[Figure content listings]
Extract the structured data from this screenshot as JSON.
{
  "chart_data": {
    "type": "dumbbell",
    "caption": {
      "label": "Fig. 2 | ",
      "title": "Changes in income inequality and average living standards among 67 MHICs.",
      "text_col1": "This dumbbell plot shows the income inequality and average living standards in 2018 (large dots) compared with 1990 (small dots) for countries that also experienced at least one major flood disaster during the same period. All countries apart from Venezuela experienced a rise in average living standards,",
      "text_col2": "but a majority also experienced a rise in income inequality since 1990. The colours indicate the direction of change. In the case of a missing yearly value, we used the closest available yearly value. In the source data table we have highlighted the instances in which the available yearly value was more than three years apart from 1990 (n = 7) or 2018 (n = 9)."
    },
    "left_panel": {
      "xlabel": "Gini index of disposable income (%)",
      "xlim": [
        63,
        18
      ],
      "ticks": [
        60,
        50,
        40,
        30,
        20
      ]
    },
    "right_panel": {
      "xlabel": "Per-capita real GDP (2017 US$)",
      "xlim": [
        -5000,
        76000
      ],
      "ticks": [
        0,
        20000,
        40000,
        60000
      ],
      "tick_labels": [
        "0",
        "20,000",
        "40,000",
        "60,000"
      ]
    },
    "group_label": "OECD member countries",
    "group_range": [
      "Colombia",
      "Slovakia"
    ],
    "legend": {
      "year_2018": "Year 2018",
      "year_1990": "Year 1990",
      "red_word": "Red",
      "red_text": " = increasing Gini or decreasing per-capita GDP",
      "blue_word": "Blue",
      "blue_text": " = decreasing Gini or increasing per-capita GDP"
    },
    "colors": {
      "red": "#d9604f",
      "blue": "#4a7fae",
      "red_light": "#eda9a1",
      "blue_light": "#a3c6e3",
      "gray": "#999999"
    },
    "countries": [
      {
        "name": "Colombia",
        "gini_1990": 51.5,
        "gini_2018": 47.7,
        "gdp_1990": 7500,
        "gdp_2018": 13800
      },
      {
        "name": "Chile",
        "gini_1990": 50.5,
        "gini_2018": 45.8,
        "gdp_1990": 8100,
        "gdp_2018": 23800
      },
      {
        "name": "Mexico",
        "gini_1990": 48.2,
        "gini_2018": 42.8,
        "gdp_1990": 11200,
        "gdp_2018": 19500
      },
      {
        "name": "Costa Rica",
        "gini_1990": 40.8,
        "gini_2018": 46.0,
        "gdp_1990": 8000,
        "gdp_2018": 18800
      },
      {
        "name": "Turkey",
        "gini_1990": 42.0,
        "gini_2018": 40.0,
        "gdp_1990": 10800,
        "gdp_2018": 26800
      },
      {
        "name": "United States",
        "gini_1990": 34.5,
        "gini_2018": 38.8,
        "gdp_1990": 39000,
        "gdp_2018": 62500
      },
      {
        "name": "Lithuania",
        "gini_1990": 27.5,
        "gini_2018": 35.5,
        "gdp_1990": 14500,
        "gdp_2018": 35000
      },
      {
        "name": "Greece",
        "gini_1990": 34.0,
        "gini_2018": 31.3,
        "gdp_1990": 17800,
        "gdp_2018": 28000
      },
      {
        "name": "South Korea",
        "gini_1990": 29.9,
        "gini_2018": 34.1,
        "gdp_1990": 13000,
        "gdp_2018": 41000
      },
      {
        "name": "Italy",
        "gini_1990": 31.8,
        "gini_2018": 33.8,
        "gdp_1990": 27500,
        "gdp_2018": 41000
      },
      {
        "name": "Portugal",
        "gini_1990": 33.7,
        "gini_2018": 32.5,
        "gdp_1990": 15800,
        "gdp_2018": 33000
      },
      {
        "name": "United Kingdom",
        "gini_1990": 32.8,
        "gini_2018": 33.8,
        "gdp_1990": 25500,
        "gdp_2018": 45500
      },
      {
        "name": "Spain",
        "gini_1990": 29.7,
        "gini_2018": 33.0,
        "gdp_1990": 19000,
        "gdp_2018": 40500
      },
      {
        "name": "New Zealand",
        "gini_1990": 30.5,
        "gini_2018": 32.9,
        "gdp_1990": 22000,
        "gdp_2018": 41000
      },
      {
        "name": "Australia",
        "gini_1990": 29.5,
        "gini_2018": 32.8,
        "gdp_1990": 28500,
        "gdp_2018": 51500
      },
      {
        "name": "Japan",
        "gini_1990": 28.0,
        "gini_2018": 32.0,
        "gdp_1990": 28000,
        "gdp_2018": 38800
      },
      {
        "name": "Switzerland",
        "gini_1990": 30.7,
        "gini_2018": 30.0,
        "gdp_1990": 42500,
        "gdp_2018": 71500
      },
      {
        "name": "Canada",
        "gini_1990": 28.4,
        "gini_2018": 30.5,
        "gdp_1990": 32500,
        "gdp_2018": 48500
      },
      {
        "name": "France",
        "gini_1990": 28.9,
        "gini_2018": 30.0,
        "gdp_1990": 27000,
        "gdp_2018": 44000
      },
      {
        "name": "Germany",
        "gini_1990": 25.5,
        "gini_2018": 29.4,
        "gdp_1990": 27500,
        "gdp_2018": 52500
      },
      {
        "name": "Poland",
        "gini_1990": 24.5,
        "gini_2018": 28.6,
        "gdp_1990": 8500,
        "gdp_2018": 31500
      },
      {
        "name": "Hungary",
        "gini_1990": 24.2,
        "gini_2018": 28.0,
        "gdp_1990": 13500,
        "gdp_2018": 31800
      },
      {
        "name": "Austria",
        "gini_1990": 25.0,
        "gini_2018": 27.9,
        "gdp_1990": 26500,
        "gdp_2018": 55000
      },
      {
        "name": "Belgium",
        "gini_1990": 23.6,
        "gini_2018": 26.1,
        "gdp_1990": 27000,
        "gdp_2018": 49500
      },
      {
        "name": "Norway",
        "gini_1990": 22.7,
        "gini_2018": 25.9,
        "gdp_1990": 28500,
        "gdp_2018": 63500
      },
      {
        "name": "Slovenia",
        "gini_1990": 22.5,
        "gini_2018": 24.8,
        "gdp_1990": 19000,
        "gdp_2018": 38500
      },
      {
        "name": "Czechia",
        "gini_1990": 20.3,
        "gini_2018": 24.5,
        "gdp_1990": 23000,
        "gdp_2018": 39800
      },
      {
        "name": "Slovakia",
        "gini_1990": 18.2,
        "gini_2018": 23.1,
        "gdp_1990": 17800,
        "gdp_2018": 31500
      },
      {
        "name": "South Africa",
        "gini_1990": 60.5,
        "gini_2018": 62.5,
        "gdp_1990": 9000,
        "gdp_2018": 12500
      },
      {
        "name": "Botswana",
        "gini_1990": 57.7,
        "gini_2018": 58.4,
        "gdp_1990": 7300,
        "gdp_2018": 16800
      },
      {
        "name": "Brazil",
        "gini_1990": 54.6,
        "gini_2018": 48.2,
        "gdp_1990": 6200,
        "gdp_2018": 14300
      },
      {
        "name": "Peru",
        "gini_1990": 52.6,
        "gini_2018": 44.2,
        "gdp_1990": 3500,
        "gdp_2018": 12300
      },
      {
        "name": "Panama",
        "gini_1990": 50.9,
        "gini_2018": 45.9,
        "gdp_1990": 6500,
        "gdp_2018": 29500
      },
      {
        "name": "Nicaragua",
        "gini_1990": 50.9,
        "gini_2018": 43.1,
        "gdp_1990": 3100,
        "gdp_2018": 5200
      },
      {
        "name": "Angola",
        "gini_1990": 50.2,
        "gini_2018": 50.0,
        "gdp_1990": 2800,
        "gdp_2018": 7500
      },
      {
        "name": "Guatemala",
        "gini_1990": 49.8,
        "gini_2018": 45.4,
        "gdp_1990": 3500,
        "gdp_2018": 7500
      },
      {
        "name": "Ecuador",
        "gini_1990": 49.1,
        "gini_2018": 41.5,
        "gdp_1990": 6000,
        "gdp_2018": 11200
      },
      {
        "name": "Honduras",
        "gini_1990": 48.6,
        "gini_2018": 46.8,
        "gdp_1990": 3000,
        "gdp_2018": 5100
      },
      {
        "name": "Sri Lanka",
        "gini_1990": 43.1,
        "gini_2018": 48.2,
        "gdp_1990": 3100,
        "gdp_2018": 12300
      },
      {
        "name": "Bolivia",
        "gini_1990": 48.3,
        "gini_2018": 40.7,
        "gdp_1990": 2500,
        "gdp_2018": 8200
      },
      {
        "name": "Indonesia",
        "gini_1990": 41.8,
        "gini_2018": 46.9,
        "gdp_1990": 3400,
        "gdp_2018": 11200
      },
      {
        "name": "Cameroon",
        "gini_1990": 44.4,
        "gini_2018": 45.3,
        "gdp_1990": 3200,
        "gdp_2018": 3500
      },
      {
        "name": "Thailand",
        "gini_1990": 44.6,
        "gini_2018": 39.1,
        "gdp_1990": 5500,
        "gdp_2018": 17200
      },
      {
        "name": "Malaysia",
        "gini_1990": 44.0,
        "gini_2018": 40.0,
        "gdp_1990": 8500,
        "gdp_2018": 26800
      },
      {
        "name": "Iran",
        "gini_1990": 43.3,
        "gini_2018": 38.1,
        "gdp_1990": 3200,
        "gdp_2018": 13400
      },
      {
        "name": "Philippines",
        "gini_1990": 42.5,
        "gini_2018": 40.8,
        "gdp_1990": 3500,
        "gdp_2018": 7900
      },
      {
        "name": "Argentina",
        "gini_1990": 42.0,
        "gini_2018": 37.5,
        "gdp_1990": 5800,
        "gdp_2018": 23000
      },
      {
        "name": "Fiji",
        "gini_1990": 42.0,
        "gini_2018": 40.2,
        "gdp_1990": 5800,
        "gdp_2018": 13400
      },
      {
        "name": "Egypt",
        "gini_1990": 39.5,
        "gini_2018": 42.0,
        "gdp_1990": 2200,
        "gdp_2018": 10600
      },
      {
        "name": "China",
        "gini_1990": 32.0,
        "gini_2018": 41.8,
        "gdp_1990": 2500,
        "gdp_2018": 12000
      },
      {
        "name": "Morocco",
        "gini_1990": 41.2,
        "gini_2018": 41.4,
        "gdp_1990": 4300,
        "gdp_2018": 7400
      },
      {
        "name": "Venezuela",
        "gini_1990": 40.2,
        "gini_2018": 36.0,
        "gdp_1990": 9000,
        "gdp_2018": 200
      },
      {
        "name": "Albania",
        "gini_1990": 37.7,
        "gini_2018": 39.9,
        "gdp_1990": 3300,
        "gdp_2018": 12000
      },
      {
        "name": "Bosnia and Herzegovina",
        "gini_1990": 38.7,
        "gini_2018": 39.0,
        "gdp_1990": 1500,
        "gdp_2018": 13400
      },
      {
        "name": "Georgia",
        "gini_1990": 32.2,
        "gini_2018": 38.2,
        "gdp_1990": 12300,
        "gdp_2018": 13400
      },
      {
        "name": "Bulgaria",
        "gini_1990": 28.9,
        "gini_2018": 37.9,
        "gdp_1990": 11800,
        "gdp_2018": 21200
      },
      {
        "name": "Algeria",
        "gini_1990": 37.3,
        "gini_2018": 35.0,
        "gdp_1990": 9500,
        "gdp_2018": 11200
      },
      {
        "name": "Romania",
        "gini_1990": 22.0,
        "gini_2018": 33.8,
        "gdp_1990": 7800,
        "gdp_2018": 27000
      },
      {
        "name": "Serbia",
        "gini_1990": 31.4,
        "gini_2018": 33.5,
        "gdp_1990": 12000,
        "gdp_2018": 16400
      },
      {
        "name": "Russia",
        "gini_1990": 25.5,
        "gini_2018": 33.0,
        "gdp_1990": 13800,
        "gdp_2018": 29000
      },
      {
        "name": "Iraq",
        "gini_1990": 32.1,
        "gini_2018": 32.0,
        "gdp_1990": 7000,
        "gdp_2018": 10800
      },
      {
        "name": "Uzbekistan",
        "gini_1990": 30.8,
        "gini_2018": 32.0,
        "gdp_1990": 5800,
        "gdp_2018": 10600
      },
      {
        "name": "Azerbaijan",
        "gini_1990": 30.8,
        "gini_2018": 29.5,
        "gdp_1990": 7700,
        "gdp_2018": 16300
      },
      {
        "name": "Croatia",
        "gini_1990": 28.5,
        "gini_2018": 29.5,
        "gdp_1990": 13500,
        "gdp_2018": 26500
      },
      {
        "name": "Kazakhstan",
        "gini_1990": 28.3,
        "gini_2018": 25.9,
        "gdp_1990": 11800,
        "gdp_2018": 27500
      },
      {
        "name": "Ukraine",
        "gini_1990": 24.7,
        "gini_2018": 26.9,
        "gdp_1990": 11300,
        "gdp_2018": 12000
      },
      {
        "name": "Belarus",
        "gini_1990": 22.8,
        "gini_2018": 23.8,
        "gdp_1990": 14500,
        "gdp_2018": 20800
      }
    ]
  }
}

**PROMPT**. Return from the data every line that holds "capita".

**FINISHED TASK**.
      "xlabel": "Per-capita real GDP (2017 US$)",
      "red_text": " = increasing Gini or decreasing per-capita GDP",
      "blue_text": " = decreasing Gini or increasing per-capita GDP"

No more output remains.